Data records
[start]

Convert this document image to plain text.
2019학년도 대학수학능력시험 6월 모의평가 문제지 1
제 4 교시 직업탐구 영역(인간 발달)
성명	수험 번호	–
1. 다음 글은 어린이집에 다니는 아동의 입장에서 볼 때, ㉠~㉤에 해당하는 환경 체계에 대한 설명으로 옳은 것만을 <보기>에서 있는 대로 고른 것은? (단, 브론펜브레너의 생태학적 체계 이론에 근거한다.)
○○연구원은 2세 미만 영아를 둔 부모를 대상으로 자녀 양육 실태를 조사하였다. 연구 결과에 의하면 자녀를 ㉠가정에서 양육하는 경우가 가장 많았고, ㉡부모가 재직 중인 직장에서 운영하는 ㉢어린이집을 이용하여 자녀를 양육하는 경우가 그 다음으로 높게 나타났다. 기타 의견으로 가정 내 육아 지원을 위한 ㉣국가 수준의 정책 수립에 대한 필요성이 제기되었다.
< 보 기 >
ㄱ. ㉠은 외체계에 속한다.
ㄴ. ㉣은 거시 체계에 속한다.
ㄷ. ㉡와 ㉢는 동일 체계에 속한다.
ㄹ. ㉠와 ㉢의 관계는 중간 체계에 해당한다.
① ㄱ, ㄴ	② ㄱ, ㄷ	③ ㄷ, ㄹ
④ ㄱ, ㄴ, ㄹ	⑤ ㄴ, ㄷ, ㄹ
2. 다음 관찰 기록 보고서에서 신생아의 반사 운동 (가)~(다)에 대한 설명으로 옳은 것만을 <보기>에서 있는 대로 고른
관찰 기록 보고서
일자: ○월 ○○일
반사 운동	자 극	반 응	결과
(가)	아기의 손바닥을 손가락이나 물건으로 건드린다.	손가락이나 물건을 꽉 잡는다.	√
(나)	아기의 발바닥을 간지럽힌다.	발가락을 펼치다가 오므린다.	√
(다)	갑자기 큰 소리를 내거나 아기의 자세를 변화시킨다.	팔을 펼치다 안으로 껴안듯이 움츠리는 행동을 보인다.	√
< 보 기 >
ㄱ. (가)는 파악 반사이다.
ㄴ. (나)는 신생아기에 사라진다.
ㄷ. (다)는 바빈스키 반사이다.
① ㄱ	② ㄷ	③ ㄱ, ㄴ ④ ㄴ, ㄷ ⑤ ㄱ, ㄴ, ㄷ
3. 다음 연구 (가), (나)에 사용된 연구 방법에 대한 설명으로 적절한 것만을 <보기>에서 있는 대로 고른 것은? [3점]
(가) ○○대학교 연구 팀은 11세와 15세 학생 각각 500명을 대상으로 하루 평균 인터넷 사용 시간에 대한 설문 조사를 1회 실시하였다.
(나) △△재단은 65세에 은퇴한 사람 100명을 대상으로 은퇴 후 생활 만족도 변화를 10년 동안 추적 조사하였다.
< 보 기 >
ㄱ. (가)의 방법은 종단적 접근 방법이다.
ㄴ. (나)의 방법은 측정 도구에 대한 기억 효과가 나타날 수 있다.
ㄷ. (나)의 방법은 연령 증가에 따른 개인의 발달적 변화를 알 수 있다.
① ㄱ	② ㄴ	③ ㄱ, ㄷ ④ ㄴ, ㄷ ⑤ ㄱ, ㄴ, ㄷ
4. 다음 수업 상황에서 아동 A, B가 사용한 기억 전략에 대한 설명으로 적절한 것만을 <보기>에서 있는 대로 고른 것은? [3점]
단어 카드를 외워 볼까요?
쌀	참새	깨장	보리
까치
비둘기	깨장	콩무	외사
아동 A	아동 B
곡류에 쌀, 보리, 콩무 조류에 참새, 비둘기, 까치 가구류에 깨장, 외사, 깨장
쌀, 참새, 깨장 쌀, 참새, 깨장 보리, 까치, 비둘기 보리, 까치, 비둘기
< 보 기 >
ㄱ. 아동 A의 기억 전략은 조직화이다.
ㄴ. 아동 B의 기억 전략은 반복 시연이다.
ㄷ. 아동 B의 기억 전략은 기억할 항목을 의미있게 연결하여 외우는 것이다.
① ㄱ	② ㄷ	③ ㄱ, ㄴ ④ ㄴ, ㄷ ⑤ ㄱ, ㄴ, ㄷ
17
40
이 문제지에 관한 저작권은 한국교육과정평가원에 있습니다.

[end]

* [Task details] Copy every record exactly as presented.

* [Complete answer]
Convert this document image to plain text.
2019학년도 대학수학능력시험 6월 모의평가 문제지 1
제 4 교시 직업탐구 영역(인간 발달)
성명	수험 번호	–
1. 다음 글은 어린이집에 다니는 아동의 입장에서 볼 때, ㉠~㉤에 해당하는 환경 체계에 대한 설명으로 옳은 것만을 <보기>에서 있는 대로 고른 것은? (단, 브론펜브레너의 생태학적 체계 이론에 근거한다.)
○○연구원은 2세 미만 영아를 둔 부모를 대상으로 자녀 양육 실태를 조사하였다. 연구 결과에 의하면 자녀를 ㉠가정에서 양육하는 경우가 가장 많았고, ㉡부모가 재직 중인 직장에서 운영하는 ㉢어린이집을 이용하여 자녀를 양육하는 경우가 그 다음으로 높게 나타났다. 기타 의견으로 가정 내 육아 지원을 위한 ㉣국가 수준의 정책 수립에 대한 필요성이 제기되었다.
< 보 기 >
ㄱ. ㉠은 외체계에 속한다.
ㄴ. ㉣은 거시 체계에 속한다.
ㄷ. ㉡와 ㉢는 동일 체계에 속한다.
ㄹ. ㉠와 ㉢의 관계는 중간 체계에 해당한다.
① ㄱ, ㄴ	② ㄱ, ㄷ	③ ㄷ, ㄹ
④ ㄱ, ㄴ, ㄹ	⑤ ㄴ, ㄷ, ㄹ
2. 다음 관찰 기록 보고서에서 신생아의 반사 운동 (가)~(다)에 대한 설명으로 옳은 것만을 <보기>에서 있는 대로 고른
관찰 기록 보고서
일자: ○월 ○○일
반사 운동	자 극	반 응	결과
(가)	아기의 손바닥을 손가락이나 물건으로 건드린다.	손가락이나 물건을 꽉 잡는다.	√
(나)	아기의 발바닥을 간지럽힌다.	발가락을 펼치다가 오므린다.	√
(다)	갑자기 큰 소리를 내거나 아기의 자세를 변화시킨다.	팔을 펼치다 안으로 껴안듯이 움츠리는 행동을 보인다.	√
< 보 기 >
ㄱ. (가)는 파악 반사이다.
ㄴ. (나)는 신생아기에 사라진다.
ㄷ. (다)는 바빈스키 반사이다.
① ㄱ	② ㄷ	③ ㄱ, ㄴ ④ ㄴ, ㄷ ⑤ ㄱ, ㄴ, ㄷ
3. 다음 연구 (가), (나)에 사용된 연구 방법에 대한 설명으로 적절한 것만을 <보기>에서 있는 대로 고른 것은? [3점]
(가) ○○대학교 연구 팀은 11세와 15세 학생 각각 500명을 대상으로 하루 평균 인터넷 사용 시간에 대한 설문 조사를 1회 실시하였다.
(나) △△재단은 65세에 은퇴한 사람 100명을 대상으로 은퇴 후 생활 만족도 변화를 10년 동안 추적 조사하였다.
< 보 기 >
ㄱ. (가)의 방법은 종단적 접근 방법이다.
ㄴ. (나)의 방법은 측정 도구에 대한 기억 효과가 나타날 수 있다.
ㄷ. (나)의 방법은 연령 증가에 따른 개인의 발달적 변화를 알 수 있다.
① ㄱ	② ㄴ	③ ㄱ, ㄷ ④ ㄴ, ㄷ ⑤ ㄱ, ㄴ, ㄷ
4. 다음 수업 상황에서 아동 A, B가 사용한 기억 전략에 대한 설명으로 적절한 것만을 <보기>에서 있는 대로 고른 것은? [3점]
단어 카드를 외워 볼까요?
쌀	참새	깨장	보리
까치
비둘기	깨장	콩무	외사
아동 A	아동 B
곡류에 쌀, 보리, 콩무 조류에 참새, 비둘기, 까치 가구류에 깨장, 외사, 깨장
쌀, 참새, 깨장 쌀, 참새, 깨장 보리, 까치, 비둘기 보리, 까치, 비둘기
< 보 기 >
ㄱ. 아동 A의 기억 전략은 조직화이다.
ㄴ. 아동 B의 기억 전략은 반복 시연이다.
ㄷ. 아동 B의 기억 전략은 기억할 항목을 의미있게 연결하여 외우는 것이다.
① ㄱ	② ㄷ	③ ㄱ, ㄴ ④ ㄴ, ㄷ ⑤ ㄱ, ㄴ, ㄷ
17
40
이 문제지에 관한 저작권은 한국교육과정평가원에 있습니다.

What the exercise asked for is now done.